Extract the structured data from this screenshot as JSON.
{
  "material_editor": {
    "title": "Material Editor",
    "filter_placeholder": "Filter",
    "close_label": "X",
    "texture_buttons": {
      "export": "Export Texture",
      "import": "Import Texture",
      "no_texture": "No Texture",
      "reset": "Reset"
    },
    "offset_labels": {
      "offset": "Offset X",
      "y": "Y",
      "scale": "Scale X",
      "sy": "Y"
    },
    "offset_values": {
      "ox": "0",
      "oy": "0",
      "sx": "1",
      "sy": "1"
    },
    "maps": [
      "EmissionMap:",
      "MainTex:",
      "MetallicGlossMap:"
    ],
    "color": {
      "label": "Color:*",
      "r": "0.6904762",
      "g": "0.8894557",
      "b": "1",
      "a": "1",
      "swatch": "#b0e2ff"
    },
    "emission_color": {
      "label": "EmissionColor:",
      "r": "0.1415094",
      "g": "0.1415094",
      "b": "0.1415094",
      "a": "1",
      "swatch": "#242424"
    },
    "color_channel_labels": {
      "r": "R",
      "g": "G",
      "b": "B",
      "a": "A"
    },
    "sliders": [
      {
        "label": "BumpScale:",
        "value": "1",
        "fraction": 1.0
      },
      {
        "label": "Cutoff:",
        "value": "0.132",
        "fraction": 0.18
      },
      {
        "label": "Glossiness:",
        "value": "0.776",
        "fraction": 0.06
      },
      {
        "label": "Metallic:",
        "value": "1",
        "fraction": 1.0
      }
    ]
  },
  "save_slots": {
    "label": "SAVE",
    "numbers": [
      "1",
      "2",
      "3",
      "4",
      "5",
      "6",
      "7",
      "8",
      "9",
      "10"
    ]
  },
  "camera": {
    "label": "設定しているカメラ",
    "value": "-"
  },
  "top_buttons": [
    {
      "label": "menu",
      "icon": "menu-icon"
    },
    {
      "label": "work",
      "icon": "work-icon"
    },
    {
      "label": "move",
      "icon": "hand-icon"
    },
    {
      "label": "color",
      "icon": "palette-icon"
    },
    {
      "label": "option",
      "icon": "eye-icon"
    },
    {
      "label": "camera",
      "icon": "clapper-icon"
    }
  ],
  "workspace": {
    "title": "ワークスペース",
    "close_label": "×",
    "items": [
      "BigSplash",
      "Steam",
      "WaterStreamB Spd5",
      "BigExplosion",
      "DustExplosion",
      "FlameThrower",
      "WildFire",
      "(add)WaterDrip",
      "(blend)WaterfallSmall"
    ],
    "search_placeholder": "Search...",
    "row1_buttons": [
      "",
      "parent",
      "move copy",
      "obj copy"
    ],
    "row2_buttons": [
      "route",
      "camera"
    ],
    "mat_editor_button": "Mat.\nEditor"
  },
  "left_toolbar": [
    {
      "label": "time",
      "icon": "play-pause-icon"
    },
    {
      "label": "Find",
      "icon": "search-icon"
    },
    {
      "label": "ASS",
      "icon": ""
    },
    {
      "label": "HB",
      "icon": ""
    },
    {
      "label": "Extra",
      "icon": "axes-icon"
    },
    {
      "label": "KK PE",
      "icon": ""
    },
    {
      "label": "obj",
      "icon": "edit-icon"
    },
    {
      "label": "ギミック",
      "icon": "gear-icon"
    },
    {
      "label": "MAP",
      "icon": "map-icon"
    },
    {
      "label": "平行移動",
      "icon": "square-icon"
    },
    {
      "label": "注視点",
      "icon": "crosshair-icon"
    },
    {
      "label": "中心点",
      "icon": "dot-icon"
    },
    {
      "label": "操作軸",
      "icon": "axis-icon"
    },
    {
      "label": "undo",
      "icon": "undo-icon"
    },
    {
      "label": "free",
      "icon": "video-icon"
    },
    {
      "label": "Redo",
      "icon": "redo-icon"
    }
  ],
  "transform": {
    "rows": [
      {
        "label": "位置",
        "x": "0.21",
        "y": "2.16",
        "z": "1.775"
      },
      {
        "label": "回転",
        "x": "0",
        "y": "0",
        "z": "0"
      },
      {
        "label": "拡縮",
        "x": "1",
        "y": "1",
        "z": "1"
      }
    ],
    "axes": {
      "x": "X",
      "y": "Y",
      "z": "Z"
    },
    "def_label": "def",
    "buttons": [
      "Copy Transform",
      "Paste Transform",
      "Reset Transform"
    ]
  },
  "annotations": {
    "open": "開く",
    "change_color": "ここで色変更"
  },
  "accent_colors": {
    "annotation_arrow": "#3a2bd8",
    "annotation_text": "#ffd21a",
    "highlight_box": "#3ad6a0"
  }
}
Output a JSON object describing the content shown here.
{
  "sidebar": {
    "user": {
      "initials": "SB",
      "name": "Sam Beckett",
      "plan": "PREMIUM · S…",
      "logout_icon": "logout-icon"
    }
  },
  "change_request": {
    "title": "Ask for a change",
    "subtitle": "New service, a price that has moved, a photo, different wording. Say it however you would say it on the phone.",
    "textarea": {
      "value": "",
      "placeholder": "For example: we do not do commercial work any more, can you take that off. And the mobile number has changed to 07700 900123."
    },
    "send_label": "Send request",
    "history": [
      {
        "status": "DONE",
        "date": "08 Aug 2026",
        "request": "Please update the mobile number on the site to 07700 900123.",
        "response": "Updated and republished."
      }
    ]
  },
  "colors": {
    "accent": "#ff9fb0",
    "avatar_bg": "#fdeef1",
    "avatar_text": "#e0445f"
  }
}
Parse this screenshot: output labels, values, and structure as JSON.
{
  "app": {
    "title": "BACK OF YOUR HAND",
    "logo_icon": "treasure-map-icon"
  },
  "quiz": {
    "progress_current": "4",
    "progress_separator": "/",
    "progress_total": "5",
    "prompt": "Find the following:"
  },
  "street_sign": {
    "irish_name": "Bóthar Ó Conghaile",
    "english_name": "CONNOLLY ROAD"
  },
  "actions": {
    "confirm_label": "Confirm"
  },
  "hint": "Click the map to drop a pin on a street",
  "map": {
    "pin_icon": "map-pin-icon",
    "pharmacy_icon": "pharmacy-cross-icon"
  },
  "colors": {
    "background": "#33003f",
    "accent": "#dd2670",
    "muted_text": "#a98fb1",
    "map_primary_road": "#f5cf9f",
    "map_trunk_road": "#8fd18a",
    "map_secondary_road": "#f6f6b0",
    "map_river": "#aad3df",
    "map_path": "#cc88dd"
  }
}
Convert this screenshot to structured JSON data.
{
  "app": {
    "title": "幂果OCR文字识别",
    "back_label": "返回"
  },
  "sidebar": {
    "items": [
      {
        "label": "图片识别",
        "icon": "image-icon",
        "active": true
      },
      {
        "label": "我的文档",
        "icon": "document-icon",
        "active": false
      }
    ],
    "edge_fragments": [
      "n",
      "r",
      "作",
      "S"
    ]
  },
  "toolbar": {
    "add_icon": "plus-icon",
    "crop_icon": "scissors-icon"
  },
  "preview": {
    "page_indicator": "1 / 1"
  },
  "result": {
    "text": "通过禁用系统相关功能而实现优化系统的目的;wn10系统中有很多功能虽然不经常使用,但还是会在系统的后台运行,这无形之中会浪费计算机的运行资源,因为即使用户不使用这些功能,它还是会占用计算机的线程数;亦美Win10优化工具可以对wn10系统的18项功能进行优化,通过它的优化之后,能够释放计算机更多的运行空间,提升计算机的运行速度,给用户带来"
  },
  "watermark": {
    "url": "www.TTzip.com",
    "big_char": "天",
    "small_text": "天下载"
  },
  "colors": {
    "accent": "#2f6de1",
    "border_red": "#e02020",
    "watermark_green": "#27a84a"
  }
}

§ Exercise description
Extract all of the material exactly as it is written.

§ Output of the task
Extract the structured data from this screenshot as JSON.
{
  "material_editor": {
    "title": "Material Editor",
    "filter_placeholder": "Filter",
    "close_label": "X",
    "texture_buttons": {
      "export": "Export Texture",
      "import": "Import Texture",
      "no_texture": "No Texture",
      "reset": "Reset"
    },
    "offset_labels": {
      "offset": "Offset X",
      "y": "Y",
      "scale": "Scale X",
      "sy": "Y"
    },
    "offset_values": {
      "ox": "0",
      "oy": "0",
      "sx": "1",
      "sy": "1"
    },
    "maps": [
      "EmissionMap:",
      "MainTex:",
      "MetallicGlossMap:"
    ],
    "color": {
      "label": "Color:*",
      "r": "0.6904762",
      "g": "0.8894557",
      "b": "1",
      "a": "1",
      "swatch": "#b0e2ff"
    },
    "emission_color": {
      "label": "EmissionColor:",
      "r": "0.1415094",
      "g": "0.1415094",
      "b": "0.1415094",
      "a": "1",
      "swatch": "#242424"
    },
    "color_channel_labels": {
      "r": "R",
      "g": "G",
      "b": "B",
      "a": "A"
    },
    "sliders": [
      {
        "label": "BumpScale:",
        "value": "1",
        "fraction": 1.0
      },
      {
        "label": "Cutoff:",
        "value": "0.132",
        "fraction": 0.18
      },
      {
        "label": "Glossiness:",
        "value": "0.776",
        "fraction": 0.06
      },
      {
        "label": "Metallic:",
        "value": "1",
        "fraction": 1.0
      }
    ]
  },
  "save_slots": {
    "label": "SAVE",
    "numbers": [
      "1",
      "2",
      "3",
      "4",
      "5",
      "6",
      "7",
      "8",
      "9",
      "10"
    ]
  },
  "camera": {
    "label": "設定しているカメラ",
    "value": "-"
  },
  "top_buttons": [
    {
      "label": "menu",
      "icon": "menu-icon"
    },
    {
      "label": "work",
      "icon": "work-icon"
    },
    {
      "label": "move",
      "icon": "hand-icon"
    },
    {
      "label": "color",
      "icon": "palette-icon"
    },
    {
      "label": "option",
      "icon": "eye-icon"
    },
    {
      "label": "camera",
      "icon": "clapper-icon"
    }
  ],
  "workspace": {
    "title": "ワークスペース",
    "close_label": "×",
    "items": [
      "BigSplash",
      "Steam",
      "WaterStreamB Spd5",
      "BigExplosion",
      "DustExplosion",
      "FlameThrower",
      "WildFire",
      "(add)WaterDrip",
      "(blend)WaterfallSmall"
    ],
    "search_placeholder": "Search...",
    "row1_buttons": [
      "",
      "parent",
      "move copy",
      "obj copy"
    ],
    "row2_buttons": [
      "route",
      "camera"
    ],
    "mat_editor_button": "Mat.\nEditor"
  },
  "left_toolbar": [
    {
      "label": "time",
      "icon": "play-pause-icon"
    },
    {
      "label": "Find",
      "icon": "search-icon"
    },
    {
      "label": "ASS",
      "icon": ""
    },
    {
      "label": "HB",
      "icon": ""
    },
    {
      "label": "Extra",
      "icon": "axes-icon"
    },
    {
      "label": "KK PE",
      "icon": ""
    },
    {
      "label": "obj",
      "icon": "edit-icon"
    },
    {
      "label": "ギミック",
      "icon": "gear-icon"
    },
    {
      "label": "MAP",
      "icon": "map-icon"
    },
    {
      "label": "平行移動",
      "icon": "square-icon"
    },
    {
      "label": "注視点",
      "icon": "crosshair-icon"
    },
    {
      "label": "中心点",
      "icon": "dot-icon"
    },
    {
      "label": "操作軸",
      "icon": "axis-icon"
    },
    {
      "label": "undo",
      "icon": "undo-icon"
    },
    {
      "label": "free",
      "icon": "video-icon"
    },
    {
      "label": "Redo",
      "icon": "redo-icon"
    }
  ],
  "transform": {
    "rows": [
      {
        "label": "位置",
        "x": "0.21",
        "y": "2.16",
        "z": "1.775"
      },
      {
        "label": "回転",
        "x": "0",
        "y": "0",
        "z": "0"
      },
      {
        "label": "拡縮",
        "x": "1",
        "y": "1",
        "z": "1"
      }
    ],
    "axes": {
      "x": "X",
      "y": "Y",
      "z": "Z"
    },
    "def_label": "def",
    "buttons": [
      "Copy Transform",
      "Paste Transform",
      "Reset Transform"
    ]
  },
  "annotations": {
    "open": "開く",
    "change_color": "ここで色変更"
  },
  "accent_colors": {
    "annotation_arrow": "#3a2bd8",
    "annotation_text": "#ffd21a",
    "highlight_box": "#3ad6a0"
  }
}
Output a JSON object describing the content shown here.
{
  "sidebar": {
    "user": {
      "initials": "SB",
      "name": "Sam Beckett",
      "plan": "PREMIUM · S…",
      "logout_icon": "logout-icon"
    }
  },
  "change_request": {
    "title": "Ask for a change",
    "subtitle": "New service, a price that has moved, a photo, different wording. Say it however you would say it on the phone.",
    "textarea": {
      "value": "",
      "placeholder": "For example: we do not do commercial work any more, can you take that off. And the mobile number has changed to 07700 900123."
    },
    "send_label": "Send request",
    "history": [
      {
        "status": "DONE",
        "date": "08 Aug 2026",
        "request": "Please update the mobile number on the site to 07700 900123.",
        "response": "Updated and republished."
      }
    ]
  },
  "colors": {
    "accent": "#ff9fb0",
    "avatar_bg": "#fdeef1",
    "avatar_text": "#e0445f"
  }
}
Parse this screenshot: output labels, values, and structure as JSON.
{
  "app": {
    "title": "BACK OF YOUR HAND",
    "logo_icon": "treasure-map-icon"
  },
  "quiz": {
    "progress_current": "4",
    "progress_separator": "/",
    "progress_total": "5",
    "prompt": "Find the following:"
  },
  "street_sign": {
    "irish_name": "Bóthar Ó Conghaile",
    "english_name": "CONNOLLY ROAD"
  },
  "actions": {
    "confirm_label": "Confirm"
  },
  "hint": "Click the map to drop a pin on a street",
  "map": {
    "pin_icon": "map-pin-icon",
    "pharmacy_icon": "pharmacy-cross-icon"
  },
  "colors": {
    "background": "#33003f",
    "accent": "#dd2670",
    "muted_text": "#a98fb1",
    "map_primary_road": "#f5cf9f",
    "map_trunk_road": "#8fd18a",
    "map_secondary_road": "#f6f6b0",
    "map_river": "#aad3df",
    "map_path": "#cc88dd"
  }
}
Convert this screenshot to structured JSON data.
{
  "app": {
    "title": "幂果OCR文字识别",
    "back_label": "返回"
  },
  "sidebar": {
    "items": [
      {
        "label": "图片识别",
        "icon": "image-icon",
        "active": true
      },
      {
        "label": "我的文档",
        "icon": "document-icon",
        "active": false
      }
    ],
    "edge_fragments": [
      "n",
      "r",
      "作",
      "S"
    ]
  },
  "toolbar": {
    "add_icon": "plus-icon",
    "crop_icon": "scissors-icon"
  },
  "preview": {
    "page_indicator": "1 / 1"
  },
  "result": {
    "text": "通过禁用系统相关功能而实现优化系统的目的;wn10系统中有很多功能虽然不经常使用,但还是会在系统的后台运行,这无形之中会浪费计算机的运行资源,因为即使用户不使用这些功能,它还是会占用计算机的线程数;亦美Win10优化工具可以对wn10系统的18项功能进行优化,通过它的优化之后,能够释放计算机更多的运行空间,提升计算机的运行速度,给用户带来"
  },
  "watermark": {
    "url": "www.TTzip.com",
    "big_char": "天",
    "small_text": "天下载"
  },
  "colors": {
    "accent": "#2f6de1",
    "border_red": "#e02020",
    "watermark_green": "#27a84a"
  }
}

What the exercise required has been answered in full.